- _Exercise description_
Report, word for word, every line of the material that contains "color".

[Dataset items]
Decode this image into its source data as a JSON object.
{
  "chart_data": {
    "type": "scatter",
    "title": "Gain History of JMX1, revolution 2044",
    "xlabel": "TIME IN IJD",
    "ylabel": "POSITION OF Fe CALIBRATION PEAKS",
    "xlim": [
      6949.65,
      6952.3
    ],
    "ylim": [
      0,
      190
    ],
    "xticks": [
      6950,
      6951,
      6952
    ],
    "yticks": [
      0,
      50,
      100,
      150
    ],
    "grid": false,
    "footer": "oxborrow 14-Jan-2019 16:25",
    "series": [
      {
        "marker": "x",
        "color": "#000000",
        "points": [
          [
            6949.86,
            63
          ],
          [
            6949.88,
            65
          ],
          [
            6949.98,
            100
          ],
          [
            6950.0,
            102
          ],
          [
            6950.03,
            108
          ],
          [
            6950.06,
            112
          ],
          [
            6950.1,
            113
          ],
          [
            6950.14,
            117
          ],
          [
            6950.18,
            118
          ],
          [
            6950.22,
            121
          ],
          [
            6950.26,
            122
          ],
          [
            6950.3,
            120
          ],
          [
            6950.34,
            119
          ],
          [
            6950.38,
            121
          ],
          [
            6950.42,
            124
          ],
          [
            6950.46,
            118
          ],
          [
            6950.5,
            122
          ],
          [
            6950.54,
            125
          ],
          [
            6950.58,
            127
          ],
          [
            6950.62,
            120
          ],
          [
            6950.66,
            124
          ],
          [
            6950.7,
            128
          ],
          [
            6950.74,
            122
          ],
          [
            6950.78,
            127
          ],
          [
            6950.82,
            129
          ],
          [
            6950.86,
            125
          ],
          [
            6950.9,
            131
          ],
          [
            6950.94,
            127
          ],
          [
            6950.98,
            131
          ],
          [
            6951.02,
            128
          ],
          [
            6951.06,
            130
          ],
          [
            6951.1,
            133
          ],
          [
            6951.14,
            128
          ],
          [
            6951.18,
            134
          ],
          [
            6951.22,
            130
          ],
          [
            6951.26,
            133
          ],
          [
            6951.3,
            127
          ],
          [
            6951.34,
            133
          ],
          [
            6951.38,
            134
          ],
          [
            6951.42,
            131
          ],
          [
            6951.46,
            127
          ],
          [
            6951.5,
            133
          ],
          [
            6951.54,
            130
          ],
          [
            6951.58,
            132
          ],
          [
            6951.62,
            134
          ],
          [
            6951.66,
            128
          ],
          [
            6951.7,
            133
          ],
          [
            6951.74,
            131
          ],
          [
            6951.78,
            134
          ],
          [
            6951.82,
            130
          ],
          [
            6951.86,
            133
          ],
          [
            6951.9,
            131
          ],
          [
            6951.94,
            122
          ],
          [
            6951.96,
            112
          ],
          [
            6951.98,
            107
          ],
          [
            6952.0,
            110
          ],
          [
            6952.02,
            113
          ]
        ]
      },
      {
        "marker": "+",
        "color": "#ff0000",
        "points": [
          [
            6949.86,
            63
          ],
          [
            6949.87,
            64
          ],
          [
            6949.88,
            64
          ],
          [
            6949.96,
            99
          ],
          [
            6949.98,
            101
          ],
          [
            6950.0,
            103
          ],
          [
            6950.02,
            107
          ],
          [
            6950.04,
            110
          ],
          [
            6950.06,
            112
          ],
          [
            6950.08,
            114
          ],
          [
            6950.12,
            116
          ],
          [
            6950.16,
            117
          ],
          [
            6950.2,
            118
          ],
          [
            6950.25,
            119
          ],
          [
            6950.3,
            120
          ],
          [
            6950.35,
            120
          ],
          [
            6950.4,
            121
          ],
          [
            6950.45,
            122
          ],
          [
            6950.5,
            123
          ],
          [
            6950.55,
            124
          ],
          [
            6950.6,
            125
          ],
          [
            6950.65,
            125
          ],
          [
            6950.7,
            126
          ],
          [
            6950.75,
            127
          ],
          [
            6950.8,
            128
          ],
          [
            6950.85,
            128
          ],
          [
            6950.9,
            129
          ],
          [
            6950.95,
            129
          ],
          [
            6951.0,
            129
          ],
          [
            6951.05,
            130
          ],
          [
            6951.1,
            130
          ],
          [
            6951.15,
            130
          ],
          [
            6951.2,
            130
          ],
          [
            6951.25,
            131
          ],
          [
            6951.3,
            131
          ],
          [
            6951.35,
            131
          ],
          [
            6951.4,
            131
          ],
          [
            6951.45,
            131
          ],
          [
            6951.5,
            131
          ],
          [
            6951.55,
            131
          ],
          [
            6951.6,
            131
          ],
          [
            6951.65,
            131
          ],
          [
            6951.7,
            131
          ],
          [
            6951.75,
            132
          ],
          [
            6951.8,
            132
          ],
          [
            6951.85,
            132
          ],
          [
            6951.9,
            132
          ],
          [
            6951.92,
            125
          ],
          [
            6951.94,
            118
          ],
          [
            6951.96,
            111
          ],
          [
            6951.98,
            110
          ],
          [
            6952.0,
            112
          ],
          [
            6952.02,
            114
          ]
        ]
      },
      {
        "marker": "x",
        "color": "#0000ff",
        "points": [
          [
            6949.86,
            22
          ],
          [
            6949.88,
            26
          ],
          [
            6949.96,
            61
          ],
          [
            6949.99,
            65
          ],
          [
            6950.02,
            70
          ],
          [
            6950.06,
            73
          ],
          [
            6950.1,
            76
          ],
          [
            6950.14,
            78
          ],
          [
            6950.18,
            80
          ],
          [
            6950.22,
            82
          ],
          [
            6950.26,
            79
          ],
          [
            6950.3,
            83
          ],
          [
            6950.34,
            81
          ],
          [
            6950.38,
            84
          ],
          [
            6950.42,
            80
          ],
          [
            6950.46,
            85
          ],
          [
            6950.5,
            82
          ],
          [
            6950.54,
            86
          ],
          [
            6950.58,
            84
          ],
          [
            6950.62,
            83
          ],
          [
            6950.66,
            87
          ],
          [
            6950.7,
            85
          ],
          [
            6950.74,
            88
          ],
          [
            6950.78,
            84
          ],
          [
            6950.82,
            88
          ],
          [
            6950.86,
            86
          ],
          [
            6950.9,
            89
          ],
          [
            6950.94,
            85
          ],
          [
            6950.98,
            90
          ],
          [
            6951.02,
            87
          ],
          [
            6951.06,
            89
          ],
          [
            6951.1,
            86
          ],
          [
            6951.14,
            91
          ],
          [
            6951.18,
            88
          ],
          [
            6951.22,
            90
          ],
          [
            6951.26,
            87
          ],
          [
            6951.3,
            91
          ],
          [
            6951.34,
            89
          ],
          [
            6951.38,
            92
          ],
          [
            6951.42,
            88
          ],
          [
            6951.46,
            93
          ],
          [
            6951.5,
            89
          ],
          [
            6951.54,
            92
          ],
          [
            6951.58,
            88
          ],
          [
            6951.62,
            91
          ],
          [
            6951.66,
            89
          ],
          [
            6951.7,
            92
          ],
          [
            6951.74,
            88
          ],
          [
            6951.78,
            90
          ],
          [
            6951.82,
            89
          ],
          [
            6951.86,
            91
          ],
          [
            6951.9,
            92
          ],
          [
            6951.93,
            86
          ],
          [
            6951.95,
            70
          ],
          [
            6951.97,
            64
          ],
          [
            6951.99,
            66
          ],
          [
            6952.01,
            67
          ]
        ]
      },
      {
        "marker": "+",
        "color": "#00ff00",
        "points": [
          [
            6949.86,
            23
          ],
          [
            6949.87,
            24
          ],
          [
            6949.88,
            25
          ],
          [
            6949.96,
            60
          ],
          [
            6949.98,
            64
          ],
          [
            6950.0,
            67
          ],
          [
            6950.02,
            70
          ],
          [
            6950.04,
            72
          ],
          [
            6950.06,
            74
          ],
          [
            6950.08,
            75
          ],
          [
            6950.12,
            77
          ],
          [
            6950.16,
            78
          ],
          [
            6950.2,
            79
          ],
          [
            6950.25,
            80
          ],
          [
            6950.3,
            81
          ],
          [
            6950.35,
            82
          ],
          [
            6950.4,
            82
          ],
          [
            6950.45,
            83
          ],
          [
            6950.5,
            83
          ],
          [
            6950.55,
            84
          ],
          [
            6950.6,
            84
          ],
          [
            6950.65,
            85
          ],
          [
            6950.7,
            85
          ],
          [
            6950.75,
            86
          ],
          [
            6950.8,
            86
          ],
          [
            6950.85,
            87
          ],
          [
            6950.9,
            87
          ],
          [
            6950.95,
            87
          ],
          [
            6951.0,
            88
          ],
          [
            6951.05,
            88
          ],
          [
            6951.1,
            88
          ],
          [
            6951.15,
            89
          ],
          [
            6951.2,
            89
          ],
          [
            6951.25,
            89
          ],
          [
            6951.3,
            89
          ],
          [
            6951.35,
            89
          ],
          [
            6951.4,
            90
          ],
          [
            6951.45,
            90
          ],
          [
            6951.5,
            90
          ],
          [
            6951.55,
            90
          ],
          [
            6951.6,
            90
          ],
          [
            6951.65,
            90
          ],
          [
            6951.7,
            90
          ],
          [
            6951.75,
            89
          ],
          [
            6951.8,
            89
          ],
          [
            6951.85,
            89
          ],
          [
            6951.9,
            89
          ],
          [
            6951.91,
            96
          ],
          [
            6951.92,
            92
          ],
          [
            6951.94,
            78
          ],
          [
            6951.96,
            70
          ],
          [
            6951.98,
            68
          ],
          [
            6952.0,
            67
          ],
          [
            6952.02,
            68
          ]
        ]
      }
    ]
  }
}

- _Full solution_
        "color": "#000000",
        "color": "#ff0000",
        "color": "#0000ff",
        "color": "#00ff00",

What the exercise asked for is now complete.